■ **WHAT IS ASKED**: Return all lines in the material below that contain "qilish".

■ **INPUT RECORDS**:

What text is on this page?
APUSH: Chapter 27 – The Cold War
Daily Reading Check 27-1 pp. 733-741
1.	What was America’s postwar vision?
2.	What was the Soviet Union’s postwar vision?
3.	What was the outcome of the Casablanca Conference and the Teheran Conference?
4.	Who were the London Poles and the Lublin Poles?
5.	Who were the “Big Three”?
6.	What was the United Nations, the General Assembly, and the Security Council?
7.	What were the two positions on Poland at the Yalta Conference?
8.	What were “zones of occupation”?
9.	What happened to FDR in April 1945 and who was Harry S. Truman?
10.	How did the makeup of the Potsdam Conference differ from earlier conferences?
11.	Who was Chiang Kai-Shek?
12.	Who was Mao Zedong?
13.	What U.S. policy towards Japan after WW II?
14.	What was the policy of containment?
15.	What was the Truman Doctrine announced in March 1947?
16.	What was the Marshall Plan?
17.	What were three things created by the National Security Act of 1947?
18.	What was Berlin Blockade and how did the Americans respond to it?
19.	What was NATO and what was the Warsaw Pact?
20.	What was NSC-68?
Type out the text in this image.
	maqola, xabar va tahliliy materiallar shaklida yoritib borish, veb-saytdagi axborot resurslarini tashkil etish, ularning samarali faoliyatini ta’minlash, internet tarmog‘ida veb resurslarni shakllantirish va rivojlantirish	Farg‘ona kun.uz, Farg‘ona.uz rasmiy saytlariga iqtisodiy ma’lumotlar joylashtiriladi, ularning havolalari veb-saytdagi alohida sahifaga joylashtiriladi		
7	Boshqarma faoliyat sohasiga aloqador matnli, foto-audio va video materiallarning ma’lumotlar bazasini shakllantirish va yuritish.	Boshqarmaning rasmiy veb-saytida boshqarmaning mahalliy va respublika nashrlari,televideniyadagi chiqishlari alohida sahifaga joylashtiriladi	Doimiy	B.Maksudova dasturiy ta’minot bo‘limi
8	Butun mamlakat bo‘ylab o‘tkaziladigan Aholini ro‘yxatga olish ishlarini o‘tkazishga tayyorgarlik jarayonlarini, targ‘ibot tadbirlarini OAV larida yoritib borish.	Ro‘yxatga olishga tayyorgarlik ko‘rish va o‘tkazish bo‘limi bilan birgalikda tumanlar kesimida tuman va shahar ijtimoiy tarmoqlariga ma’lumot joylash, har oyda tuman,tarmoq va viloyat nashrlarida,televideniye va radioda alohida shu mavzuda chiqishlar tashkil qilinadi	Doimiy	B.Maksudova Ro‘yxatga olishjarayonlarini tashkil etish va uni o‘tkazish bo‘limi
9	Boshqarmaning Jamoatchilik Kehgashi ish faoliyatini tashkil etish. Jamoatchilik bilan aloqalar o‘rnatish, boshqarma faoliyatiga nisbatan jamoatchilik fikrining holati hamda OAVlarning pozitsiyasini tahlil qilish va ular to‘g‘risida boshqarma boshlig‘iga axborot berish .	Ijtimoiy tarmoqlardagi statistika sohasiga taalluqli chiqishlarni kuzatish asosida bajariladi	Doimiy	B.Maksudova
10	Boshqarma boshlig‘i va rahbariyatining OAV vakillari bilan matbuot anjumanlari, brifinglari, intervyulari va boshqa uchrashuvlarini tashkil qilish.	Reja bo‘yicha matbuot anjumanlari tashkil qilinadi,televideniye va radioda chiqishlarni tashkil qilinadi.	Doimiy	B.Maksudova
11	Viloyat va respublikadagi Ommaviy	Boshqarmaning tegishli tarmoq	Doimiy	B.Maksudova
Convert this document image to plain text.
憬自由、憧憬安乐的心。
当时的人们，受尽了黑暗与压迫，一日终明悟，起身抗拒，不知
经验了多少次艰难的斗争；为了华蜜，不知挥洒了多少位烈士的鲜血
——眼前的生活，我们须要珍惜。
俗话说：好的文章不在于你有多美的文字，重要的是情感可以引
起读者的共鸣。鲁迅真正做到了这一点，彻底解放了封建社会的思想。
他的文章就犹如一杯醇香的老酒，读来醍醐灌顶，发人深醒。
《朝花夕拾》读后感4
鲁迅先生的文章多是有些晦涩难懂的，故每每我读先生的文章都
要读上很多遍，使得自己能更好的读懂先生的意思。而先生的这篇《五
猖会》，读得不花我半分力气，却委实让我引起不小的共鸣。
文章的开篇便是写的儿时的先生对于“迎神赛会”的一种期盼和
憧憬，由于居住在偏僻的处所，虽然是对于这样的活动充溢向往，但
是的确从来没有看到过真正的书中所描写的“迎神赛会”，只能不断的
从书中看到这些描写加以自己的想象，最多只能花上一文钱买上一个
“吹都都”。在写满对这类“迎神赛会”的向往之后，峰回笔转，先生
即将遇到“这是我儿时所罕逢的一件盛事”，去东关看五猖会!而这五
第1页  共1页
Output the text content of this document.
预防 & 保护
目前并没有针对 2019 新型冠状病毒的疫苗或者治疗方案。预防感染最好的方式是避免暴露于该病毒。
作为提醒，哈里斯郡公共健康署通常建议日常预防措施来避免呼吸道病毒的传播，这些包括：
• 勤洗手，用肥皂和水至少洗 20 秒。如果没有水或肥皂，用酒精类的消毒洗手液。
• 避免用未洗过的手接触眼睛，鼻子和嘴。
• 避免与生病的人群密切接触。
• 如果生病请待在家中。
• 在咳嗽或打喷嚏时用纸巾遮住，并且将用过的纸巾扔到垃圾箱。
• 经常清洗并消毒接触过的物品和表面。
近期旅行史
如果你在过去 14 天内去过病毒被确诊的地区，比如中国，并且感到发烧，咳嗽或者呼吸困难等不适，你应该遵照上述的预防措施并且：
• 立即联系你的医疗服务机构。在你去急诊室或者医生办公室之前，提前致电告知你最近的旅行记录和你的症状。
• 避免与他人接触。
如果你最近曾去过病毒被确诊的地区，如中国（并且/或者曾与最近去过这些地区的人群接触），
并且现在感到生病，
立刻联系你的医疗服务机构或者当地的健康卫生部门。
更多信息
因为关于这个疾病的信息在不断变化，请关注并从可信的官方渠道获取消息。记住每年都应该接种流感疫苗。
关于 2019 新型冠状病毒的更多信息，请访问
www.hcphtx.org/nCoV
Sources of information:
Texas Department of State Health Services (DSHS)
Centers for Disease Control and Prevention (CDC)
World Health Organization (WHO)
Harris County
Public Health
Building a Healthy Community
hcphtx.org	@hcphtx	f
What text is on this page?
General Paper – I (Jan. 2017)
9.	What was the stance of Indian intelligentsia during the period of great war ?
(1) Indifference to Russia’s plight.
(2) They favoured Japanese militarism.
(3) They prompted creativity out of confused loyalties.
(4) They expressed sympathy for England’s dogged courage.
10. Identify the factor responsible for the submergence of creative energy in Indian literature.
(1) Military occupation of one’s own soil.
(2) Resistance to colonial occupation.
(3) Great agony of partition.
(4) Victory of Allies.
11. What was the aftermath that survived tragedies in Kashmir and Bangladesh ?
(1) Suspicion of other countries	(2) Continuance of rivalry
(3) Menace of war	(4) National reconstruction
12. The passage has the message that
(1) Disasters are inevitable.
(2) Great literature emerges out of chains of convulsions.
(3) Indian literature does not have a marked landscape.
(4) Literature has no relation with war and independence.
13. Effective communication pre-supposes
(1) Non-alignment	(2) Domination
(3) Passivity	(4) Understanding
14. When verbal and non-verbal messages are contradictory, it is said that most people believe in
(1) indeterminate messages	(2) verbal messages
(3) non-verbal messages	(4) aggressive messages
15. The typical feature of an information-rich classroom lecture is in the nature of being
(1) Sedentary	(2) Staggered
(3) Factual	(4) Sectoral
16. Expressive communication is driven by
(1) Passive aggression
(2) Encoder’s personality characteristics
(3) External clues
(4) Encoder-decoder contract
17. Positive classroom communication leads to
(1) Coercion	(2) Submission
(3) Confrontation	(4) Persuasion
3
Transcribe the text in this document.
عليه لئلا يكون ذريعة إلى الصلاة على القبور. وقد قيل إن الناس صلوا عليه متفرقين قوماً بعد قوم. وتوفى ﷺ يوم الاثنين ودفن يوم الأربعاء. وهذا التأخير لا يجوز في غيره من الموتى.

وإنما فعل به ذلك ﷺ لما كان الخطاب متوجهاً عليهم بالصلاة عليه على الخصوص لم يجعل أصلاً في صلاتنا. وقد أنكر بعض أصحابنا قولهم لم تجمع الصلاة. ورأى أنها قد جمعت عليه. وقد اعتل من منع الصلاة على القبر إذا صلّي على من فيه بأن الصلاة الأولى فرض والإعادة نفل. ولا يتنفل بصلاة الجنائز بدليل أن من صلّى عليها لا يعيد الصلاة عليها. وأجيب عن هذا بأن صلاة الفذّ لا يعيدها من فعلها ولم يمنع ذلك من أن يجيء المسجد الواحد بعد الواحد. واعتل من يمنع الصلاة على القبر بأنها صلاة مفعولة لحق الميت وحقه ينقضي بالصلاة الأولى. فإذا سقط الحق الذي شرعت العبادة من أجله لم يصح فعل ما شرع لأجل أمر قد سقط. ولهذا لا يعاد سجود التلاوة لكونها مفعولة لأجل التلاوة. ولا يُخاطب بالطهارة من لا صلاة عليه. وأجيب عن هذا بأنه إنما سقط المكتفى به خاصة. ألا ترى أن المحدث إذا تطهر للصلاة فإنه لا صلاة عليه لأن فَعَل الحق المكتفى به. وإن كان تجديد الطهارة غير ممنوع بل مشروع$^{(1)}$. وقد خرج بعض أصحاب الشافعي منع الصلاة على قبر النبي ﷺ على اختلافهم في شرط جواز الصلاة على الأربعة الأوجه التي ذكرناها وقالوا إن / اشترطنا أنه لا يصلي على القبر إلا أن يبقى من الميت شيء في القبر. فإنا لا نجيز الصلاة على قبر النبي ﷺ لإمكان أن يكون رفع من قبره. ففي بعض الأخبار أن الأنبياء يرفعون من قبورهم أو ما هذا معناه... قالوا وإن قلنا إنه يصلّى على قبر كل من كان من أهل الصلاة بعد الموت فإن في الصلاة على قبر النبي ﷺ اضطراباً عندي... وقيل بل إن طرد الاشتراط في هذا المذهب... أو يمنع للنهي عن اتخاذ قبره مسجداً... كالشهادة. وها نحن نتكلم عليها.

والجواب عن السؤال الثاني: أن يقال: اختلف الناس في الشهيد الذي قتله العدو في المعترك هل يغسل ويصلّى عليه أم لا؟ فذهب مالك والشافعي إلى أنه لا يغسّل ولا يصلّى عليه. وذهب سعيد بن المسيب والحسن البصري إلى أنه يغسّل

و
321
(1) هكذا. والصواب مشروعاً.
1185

■ **FULL OUTPUT**:
9	Boshqarmaning Jamoatchilik Kehgashi ish faoliyatini tashkil etish. Jamoatchilik bilan aloqalar o‘rnatish, boshqarma faoliyatiga nisbatan jamoatchilik fikrining holati hamda OAVlarning pozitsiyasini tahlil qilish va ular to‘g‘risida boshqarma boshlig‘iga axborot berish .	Ijtimoiy tarmoqlardagi statistika sohasiga taalluqli chiqishlarni kuzatish asosida bajariladi	Doimiy	B.Maksudova
10	Boshqarma boshlig‘i va rahbariyatining OAV vakillari bilan matbuot anjumanlari, brifinglari, intervyulari va boshqa uchrashuvlarini tashkil qilish.	Reja bo‘yicha matbuot anjumanlari tashkil qilinadi,televideniye va radioda chiqishlarni tashkil qilinadi.	Doimiy	B.Maksudova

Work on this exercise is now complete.